**What this task involves**
Locate all lines with the word "label". Copy them.

(A run of records)
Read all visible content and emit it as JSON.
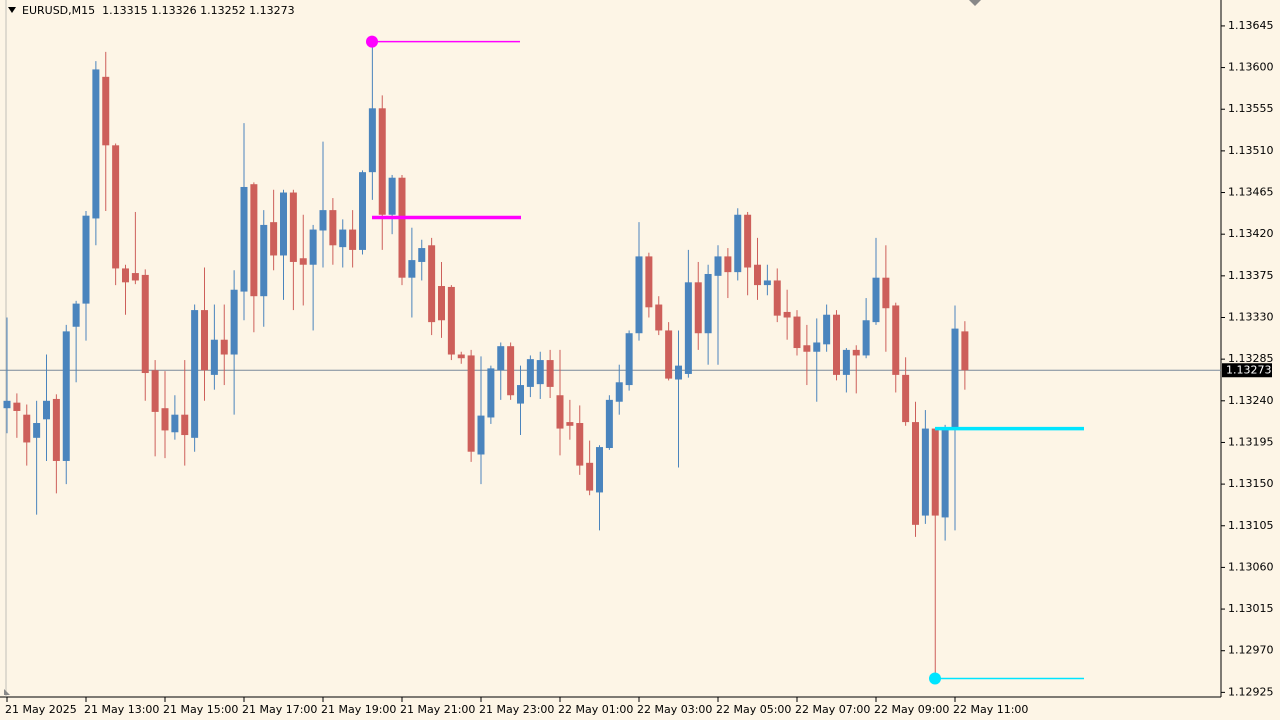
{
  "chart_data": {
    "type": "candlestick",
    "title": "EURUSD,M15  1.13315 1.13326 1.13252 1.13273",
    "categories": [
      "21 May 2025",
      null,
      null,
      null,
      null,
      null,
      null,
      null,
      "21 May 13:00",
      null,
      null,
      null,
      null,
      null,
      null,
      null,
      "21 May 15:00",
      null,
      null,
      null,
      null,
      null,
      null,
      null,
      "21 May 17:00",
      null,
      null,
      null,
      null,
      null,
      null,
      null,
      "21 May 19:00",
      null,
      null,
      null,
      null,
      null,
      null,
      null,
      "21 May 21:00",
      null,
      null,
      null,
      null,
      null,
      null,
      null,
      "21 May 23:00",
      null,
      null,
      null,
      null,
      null,
      null,
      null,
      "22 May 01:00",
      null,
      null,
      null,
      null,
      null,
      null,
      null,
      "22 May 03:00",
      null,
      null,
      null,
      null,
      null,
      null,
      null,
      "22 May 05:00",
      null,
      null,
      null,
      null,
      null,
      null,
      null,
      "22 May 07:00",
      null,
      null,
      null,
      null,
      null,
      null,
      null,
      "22 May 09:00",
      null,
      null,
      null,
      null,
      null,
      null,
      null,
      "22 May 11:00",
      null
    ],
    "open": [
      1.13232,
      1.13238,
      1.13225,
      1.132,
      1.1322,
      1.13242,
      1.13175,
      1.1332,
      1.13345,
      1.13437,
      1.1359,
      1.13516,
      1.13383,
      1.13378,
      1.13376,
      1.13273,
      1.13232,
      1.13206,
      1.13225,
      1.132,
      1.13338,
      1.13268,
      1.13306,
      1.1329,
      1.13358,
      1.13474,
      1.13353,
      1.13433,
      1.13397,
      1.13465,
      1.13394,
      1.13387,
      1.13424,
      1.13446,
      1.13406,
      1.13425,
      1.13403,
      1.13487,
      1.13556,
      1.13441,
      1.13481,
      1.13373,
      1.1339,
      1.13408,
      1.13364,
      1.13363,
      1.1329,
      1.13289,
      1.13182,
      1.13222,
      1.13273,
      1.13299,
      1.13237,
      1.13255,
      1.13258,
      1.13284,
      1.13246,
      1.13217,
      1.13216,
      1.13173,
      1.13141,
      1.13189,
      1.13239,
      1.13257,
      1.13313,
      1.13396,
      1.13344,
      1.13316,
      1.13263,
      1.13269,
      1.13368,
      1.13313,
      1.13375,
      1.13396,
      1.13379,
      1.13441,
      1.13387,
      1.13365,
      1.1337,
      1.13336,
      1.13331,
      1.133,
      1.13293,
      1.13301,
      1.13333,
      1.13268,
      1.13295,
      1.13289,
      1.13325,
      1.13373,
      1.13343,
      1.13268,
      1.13217,
      1.13116,
      1.1321,
      1.13114,
      1.1321,
      1.13315
    ],
    "high": [
      1.1333,
      1.13248,
      1.13236,
      1.1324,
      1.1329,
      1.13247,
      1.13322,
      1.13348,
      1.13445,
      1.13607,
      1.13617,
      1.13518,
      1.13387,
      1.13444,
      1.13382,
      1.13284,
      1.13272,
      1.13246,
      1.13284,
      1.13344,
      1.13384,
      1.13344,
      1.13344,
      1.13381,
      1.1354,
      1.13476,
      1.13446,
      1.13468,
      1.13468,
      1.13468,
      1.13441,
      1.1343,
      1.1352,
      1.13459,
      1.13436,
      1.13446,
      1.13489,
      1.13628,
      1.1357,
      1.13484,
      1.13484,
      1.13427,
      1.13414,
      1.13416,
      1.1339,
      1.13365,
      1.13293,
      1.13295,
      1.13288,
      1.13278,
      1.13303,
      1.13303,
      1.13278,
      1.13289,
      1.13293,
      1.13295,
      1.13295,
      1.13241,
      1.13235,
      1.13197,
      1.13192,
      1.13246,
      1.13279,
      1.13316,
      1.13433,
      1.134,
      1.13353,
      1.13325,
      1.13316,
      1.13403,
      1.1339,
      1.13387,
      1.13408,
      1.13405,
      1.13448,
      1.13444,
      1.13416,
      1.13387,
      1.13383,
      1.1336,
      1.13338,
      1.13322,
      1.13329,
      1.13344,
      1.13338,
      1.13297,
      1.133,
      1.13351,
      1.13416,
      1.13408,
      1.13346,
      1.13287,
      1.13239,
      1.1323,
      1.1321,
      1.13214,
      1.13343,
      1.13326
    ],
    "low": [
      1.13205,
      1.132,
      1.1317,
      1.13117,
      1.13175,
      1.1314,
      1.1315,
      1.1326,
      1.13305,
      1.13408,
      1.13445,
      1.13365,
      1.13333,
      1.13366,
      1.1324,
      1.1318,
      1.13178,
      1.13198,
      1.1317,
      1.13185,
      1.1324,
      1.13252,
      1.13257,
      1.13225,
      1.13327,
      1.13314,
      1.1332,
      1.13381,
      1.13349,
      1.13338,
      1.13343,
      1.13316,
      1.13384,
      1.13387,
      1.13384,
      1.13384,
      1.13398,
      1.13457,
      1.13403,
      1.1342,
      1.13365,
      1.1333,
      1.1337,
      1.13311,
      1.13308,
      1.13284,
      1.1328,
      1.13174,
      1.1315,
      1.13215,
      1.13241,
      1.13241,
      1.13203,
      1.13244,
      1.13242,
      1.13243,
      1.13181,
      1.13198,
      1.1316,
      1.13138,
      1.131,
      1.13187,
      1.13225,
      1.13251,
      1.13305,
      1.1333,
      1.13311,
      1.13262,
      1.13168,
      1.13265,
      1.13295,
      1.13279,
      1.13279,
      1.13351,
      1.1337,
      1.13354,
      1.13349,
      1.13354,
      1.13325,
      1.13306,
      1.13289,
      1.13257,
      1.13239,
      1.13293,
      1.13262,
      1.13249,
      1.13248,
      1.13286,
      1.13322,
      1.13293,
      1.13249,
      1.13213,
      1.13093,
      1.13107,
      1.1294,
      1.13089,
      1.131,
      1.13252
    ],
    "close": [
      1.1324,
      1.13229,
      1.13195,
      1.13216,
      1.1324,
      1.13175,
      1.13315,
      1.13345,
      1.1344,
      1.13598,
      1.13516,
      1.13383,
      1.13368,
      1.1337,
      1.1327,
      1.13228,
      1.13208,
      1.13225,
      1.13203,
      1.13338,
      1.13273,
      1.13306,
      1.1329,
      1.1336,
      1.13471,
      1.13353,
      1.1343,
      1.13397,
      1.13465,
      1.1339,
      1.13387,
      1.13425,
      1.13446,
      1.13408,
      1.13425,
      1.13403,
      1.13487,
      1.13556,
      1.13441,
      1.13481,
      1.13373,
      1.13392,
      1.13405,
      1.13325,
      1.13327,
      1.1329,
      1.13286,
      1.13185,
      1.13224,
      1.13275,
      1.13299,
      1.13246,
      1.13257,
      1.13285,
      1.13284,
      1.13255,
      1.1321,
      1.13213,
      1.1317,
      1.13143,
      1.1319,
      1.13241,
      1.1326,
      1.13313,
      1.13396,
      1.13341,
      1.13316,
      1.13264,
      1.13278,
      1.13368,
      1.13313,
      1.13377,
      1.13396,
      1.13379,
      1.13441,
      1.13384,
      1.13365,
      1.1337,
      1.13332,
      1.1333,
      1.13297,
      1.13293,
      1.13303,
      1.13333,
      1.13268,
      1.13295,
      1.13289,
      1.13327,
      1.13373,
      1.1334,
      1.13268,
      1.13217,
      1.13106,
      1.1321,
      1.13116,
      1.1321,
      1.13318,
      1.13273
    ],
    "up_color": "#4a84bd",
    "down_color": "#cd5f5a",
    "ylim": [
      1.1292,
      1.13673
    ],
    "yticks": [
      1.13645,
      {
        "value": 1.136,
        "label": "1.13600"
      },
      1.13555,
      {
        "value": 1.1351,
        "label": "1.13510"
      },
      1.13465,
      {
        "value": 1.1342,
        "label": "1.13420"
      },
      1.13375,
      {
        "value": 1.1333,
        "label": "1.13330"
      },
      1.13285,
      {
        "value": 1.1324,
        "label": "1.13240"
      },
      1.13195,
      {
        "value": 1.1315,
        "label": "1.13150"
      },
      1.13105,
      {
        "value": 1.1306,
        "label": "1.13060"
      },
      1.13015,
      {
        "value": 1.1297,
        "label": "1.12970"
      },
      1.12925
    ],
    "current_price": 1.13273,
    "levels": [
      {
        "value": 1.13628,
        "color": "#ff00ff"
      },
      {
        "value": 1.13438,
        "color": "#ff00ff"
      },
      {
        "value": 1.1321,
        "color": "#00e5ff"
      },
      {
        "value": 1.1294,
        "color": "#00e5ff"
      }
    ]
  }
}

**Solution**
        "label": "1.13600"
        "label": "1.13510"
        "label": "1.13420"
        "label": "1.13330"
        "label": "1.13240"
        "label": "1.13150"
        "label": "1.13060"
        "label": "1.12970"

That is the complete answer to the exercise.